▸ **Records contained in a dataset**
***
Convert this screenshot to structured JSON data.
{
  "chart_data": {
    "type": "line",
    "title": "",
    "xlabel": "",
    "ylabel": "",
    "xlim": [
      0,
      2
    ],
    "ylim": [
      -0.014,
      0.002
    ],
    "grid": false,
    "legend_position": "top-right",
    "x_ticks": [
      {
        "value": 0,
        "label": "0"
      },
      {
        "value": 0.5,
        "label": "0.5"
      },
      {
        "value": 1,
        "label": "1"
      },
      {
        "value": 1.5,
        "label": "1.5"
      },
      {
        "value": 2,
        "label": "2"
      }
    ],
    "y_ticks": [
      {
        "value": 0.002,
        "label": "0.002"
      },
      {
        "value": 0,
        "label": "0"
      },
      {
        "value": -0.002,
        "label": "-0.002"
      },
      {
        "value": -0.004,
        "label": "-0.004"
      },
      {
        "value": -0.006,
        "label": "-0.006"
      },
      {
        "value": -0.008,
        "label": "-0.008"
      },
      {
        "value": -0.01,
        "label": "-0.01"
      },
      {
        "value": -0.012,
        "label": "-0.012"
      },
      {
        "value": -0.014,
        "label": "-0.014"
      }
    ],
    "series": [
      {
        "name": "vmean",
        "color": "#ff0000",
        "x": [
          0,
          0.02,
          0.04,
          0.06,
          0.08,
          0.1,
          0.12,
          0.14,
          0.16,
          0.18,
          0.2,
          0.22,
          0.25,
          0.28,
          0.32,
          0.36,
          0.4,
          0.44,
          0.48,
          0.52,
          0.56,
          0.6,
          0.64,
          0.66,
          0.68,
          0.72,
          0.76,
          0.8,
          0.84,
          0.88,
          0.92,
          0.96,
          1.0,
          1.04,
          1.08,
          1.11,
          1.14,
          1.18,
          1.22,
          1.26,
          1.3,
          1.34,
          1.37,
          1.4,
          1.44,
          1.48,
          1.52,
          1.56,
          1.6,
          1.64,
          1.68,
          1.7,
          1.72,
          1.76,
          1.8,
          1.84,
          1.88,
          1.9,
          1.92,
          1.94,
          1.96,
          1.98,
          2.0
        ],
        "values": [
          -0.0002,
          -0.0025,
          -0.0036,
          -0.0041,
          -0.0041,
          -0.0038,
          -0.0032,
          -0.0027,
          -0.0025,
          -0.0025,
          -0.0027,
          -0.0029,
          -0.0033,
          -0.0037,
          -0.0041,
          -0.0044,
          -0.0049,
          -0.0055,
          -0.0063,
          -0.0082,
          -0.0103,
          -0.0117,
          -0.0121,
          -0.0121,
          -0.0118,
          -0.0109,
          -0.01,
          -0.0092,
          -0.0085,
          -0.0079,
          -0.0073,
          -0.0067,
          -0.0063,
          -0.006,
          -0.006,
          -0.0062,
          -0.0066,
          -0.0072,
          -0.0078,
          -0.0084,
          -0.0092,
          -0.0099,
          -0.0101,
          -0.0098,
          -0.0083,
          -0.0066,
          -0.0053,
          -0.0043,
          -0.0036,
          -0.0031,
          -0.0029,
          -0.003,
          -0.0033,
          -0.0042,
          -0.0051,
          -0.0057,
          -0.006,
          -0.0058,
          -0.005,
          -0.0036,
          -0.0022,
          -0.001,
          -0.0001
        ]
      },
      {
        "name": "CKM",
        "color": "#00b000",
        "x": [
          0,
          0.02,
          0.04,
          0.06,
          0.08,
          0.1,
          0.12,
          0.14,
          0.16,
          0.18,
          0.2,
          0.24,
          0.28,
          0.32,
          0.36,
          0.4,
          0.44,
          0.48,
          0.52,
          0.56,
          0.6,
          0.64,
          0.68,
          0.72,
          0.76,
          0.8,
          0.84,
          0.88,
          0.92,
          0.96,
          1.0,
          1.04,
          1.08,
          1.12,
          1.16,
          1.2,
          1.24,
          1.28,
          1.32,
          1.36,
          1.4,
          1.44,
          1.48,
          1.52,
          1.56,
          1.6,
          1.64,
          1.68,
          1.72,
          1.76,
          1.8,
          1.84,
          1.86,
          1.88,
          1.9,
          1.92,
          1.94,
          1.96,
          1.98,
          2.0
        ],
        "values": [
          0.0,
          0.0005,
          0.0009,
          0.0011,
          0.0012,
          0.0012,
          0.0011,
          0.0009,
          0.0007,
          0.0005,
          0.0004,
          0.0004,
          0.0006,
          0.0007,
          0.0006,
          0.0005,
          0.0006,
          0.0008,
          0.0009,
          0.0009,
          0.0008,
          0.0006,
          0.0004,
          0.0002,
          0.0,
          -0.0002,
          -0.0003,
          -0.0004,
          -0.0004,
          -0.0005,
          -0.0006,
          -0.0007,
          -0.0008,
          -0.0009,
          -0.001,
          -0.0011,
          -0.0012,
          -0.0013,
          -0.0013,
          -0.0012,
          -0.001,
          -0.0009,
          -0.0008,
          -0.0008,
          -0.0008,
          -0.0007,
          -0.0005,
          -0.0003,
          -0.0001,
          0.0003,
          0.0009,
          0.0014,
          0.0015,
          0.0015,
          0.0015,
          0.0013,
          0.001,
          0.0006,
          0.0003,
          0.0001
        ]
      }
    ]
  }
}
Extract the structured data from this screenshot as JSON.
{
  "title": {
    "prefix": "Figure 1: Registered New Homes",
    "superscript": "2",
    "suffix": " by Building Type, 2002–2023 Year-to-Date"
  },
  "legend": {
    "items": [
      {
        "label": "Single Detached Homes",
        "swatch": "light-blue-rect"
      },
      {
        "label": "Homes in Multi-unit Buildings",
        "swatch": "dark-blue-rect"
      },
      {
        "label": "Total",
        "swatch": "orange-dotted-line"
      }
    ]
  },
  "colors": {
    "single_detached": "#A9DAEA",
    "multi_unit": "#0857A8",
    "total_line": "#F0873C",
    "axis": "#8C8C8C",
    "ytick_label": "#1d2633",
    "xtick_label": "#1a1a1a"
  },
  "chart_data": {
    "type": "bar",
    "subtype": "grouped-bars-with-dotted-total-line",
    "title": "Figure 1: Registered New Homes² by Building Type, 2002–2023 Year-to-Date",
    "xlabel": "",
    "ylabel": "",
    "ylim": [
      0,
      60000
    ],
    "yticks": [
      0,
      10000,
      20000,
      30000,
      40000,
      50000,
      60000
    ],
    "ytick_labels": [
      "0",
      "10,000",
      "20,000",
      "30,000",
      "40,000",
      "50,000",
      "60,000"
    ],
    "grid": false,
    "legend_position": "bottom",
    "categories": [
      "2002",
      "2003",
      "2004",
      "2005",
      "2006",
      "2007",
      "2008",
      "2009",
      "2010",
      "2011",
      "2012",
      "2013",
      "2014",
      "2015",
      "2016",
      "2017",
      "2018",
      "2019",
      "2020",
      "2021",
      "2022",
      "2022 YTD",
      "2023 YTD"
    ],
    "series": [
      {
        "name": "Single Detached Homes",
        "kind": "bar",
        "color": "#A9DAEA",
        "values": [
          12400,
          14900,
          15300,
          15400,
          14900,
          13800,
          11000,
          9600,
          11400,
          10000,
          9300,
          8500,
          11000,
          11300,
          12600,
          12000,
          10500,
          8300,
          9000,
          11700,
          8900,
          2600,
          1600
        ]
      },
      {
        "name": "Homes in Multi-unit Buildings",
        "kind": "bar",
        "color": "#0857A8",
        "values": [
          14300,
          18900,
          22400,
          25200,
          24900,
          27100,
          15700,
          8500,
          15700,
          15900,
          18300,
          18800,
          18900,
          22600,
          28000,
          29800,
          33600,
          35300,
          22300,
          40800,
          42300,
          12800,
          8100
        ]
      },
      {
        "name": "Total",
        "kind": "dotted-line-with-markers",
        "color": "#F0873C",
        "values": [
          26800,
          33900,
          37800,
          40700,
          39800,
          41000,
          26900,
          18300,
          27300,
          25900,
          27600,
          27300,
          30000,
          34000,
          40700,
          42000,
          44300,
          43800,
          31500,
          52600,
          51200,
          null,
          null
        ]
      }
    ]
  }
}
***
▸ **Problem details**
Which lines in the data above contain "dotted"? Show each one.

▸ **The output**
        "swatch": "orange-dotted-line"
    "subtype": "grouped-bars-with-dotted-total-line",
        "kind": "dotted-line-with-markers",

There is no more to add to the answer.